◆ Provided entries ◆
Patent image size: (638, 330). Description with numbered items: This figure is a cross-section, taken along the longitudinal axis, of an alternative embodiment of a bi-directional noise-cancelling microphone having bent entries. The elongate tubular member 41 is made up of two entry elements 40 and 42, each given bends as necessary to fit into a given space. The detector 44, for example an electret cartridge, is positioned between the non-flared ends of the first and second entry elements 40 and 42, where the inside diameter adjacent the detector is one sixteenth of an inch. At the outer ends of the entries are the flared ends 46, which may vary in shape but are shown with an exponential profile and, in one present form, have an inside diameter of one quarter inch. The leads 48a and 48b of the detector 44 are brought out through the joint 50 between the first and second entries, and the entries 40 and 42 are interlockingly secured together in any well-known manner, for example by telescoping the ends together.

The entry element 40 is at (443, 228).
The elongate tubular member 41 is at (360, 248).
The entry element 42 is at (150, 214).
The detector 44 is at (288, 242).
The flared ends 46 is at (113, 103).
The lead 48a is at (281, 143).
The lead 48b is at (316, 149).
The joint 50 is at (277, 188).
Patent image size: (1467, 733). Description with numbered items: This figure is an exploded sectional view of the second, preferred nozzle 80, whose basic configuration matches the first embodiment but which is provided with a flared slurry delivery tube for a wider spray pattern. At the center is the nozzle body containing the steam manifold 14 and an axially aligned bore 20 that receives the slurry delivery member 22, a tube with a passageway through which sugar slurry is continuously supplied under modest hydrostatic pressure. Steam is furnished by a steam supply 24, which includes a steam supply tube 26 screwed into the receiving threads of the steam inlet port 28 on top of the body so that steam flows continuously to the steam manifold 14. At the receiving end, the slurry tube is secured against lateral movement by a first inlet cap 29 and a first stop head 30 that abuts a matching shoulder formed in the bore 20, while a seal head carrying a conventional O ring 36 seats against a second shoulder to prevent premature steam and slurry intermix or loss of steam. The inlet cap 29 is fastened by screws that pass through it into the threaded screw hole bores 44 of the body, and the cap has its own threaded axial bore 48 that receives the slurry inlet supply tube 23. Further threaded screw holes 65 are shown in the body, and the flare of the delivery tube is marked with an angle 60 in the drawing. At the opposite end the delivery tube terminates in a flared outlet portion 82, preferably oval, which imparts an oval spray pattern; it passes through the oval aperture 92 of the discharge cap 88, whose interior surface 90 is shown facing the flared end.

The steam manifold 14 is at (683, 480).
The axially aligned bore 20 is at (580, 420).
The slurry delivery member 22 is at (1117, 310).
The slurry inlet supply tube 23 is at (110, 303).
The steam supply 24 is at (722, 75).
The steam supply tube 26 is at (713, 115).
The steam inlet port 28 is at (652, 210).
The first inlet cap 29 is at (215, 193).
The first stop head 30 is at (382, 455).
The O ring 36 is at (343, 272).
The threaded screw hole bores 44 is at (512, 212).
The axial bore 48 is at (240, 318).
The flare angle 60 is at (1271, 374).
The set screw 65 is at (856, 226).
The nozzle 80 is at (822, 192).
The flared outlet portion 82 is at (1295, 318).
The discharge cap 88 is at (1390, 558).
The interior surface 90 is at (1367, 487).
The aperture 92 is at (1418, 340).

◆ The request ◆
Copy every line of all the items above, character for character.

◆ Completed task ◆
Patent image size: (638, 330). Description with numbered items: This figure is a cross-section, taken along the longitudinal axis, of an alternative embodiment of a bi-directional noise-cancelling microphone having bent entries. The elongate tubular member 41 is made up of two entry elements 40 and 42, each given bends as necessary to fit into a given space. The detector 44, for example an electret cartridge, is positioned between the non-flared ends of the first and second entry elements 40 and 42, where the inside diameter adjacent the detector is one sixteenth of an inch. At the outer ends of the entries are the flared ends 46, which may vary in shape but are shown with an exponential profile and, in one present form, have an inside diameter of one quarter inch. The leads 48a and 48b of the detector 44 are brought out through the joint 50 between the first and second entries, and the entries 40 and 42 are interlockingly secured together in any well-known manner, for example by telescoping the ends together.

The entry element 40 is at (443, 228).
The elongate tubular member 41 is at (360, 248).
The entry element 42 is at (150, 214).
The detector 44 is at (288, 242).
The flared ends 46 is at (113, 103).
The lead 48a is at (281, 143).
The lead 48b is at (316, 149).
The joint 50 is at (277, 188).
Patent image size: (1467, 733). Description with numbered items: This figure is an exploded sectional view of the second, preferred nozzle 80, whose basic configuration matches the first embodiment but which is provided with a flared slurry delivery tube for a wider spray pattern. At the center is the nozzle body containing the steam manifold 14 and an axially aligned bore 20 that receives the slurry delivery member 22, a tube with a passageway through which sugar slurry is continuously supplied under modest hydrostatic pressure. Steam is furnished by a steam supply 24, which includes a steam supply tube 26 screwed into the receiving threads of the steam inlet port 28 on top of the body so that steam flows continuously to the steam manifold 14. At the receiving end, the slurry tube is secured against lateral movement by a first inlet cap 29 and a first stop head 30 that abuts a matching shoulder formed in the bore 20, while a seal head carrying a conventional O ring 36 seats against a second shoulder to prevent premature steam and slurry intermix or loss of steam. The inlet cap 29 is fastened by screws that pass through it into the threaded screw hole bores 44 of the body, and the cap has its own threaded axial bore 48 that receives the slurry inlet supply tube 23. Further threaded screw holes 65 are shown in the body, and the flare of the delivery tube is marked with an angle 60 in the drawing. At the opposite end the delivery tube terminates in a flared outlet portion 82, preferably oval, which imparts an oval spray pattern; it passes through the oval aperture 92 of the discharge cap 88, whose interior surface 90 is shown facing the flared end.

The steam manifold 14 is at (683, 480).
The axially aligned bore 20 is at (580, 420).
The slurry delivery member 22 is at (1117, 310).
The slurry inlet supply tube 23 is at (110, 303).
The steam supply 24 is at (722, 75).
The steam supply tube 26 is at (713, 115).
The steam inlet port 28 is at (652, 210).
The first inlet cap 29 is at (215, 193).
The first stop head 30 is at (382, 455).
The O ring 36 is at (343, 272).
The threaded screw hole bores 44 is at (512, 212).
The axial bore 48 is at (240, 318).
The flare angle 60 is at (1271, 374).
The set screw 65 is at (856, 226).
The nozzle 80 is at (822, 192).
The flared outlet portion 82 is at (1295, 318).
The discharge cap 88 is at (1390, 558).
The interior surface 90 is at (1367, 487).
The aperture 92 is at (1418, 340).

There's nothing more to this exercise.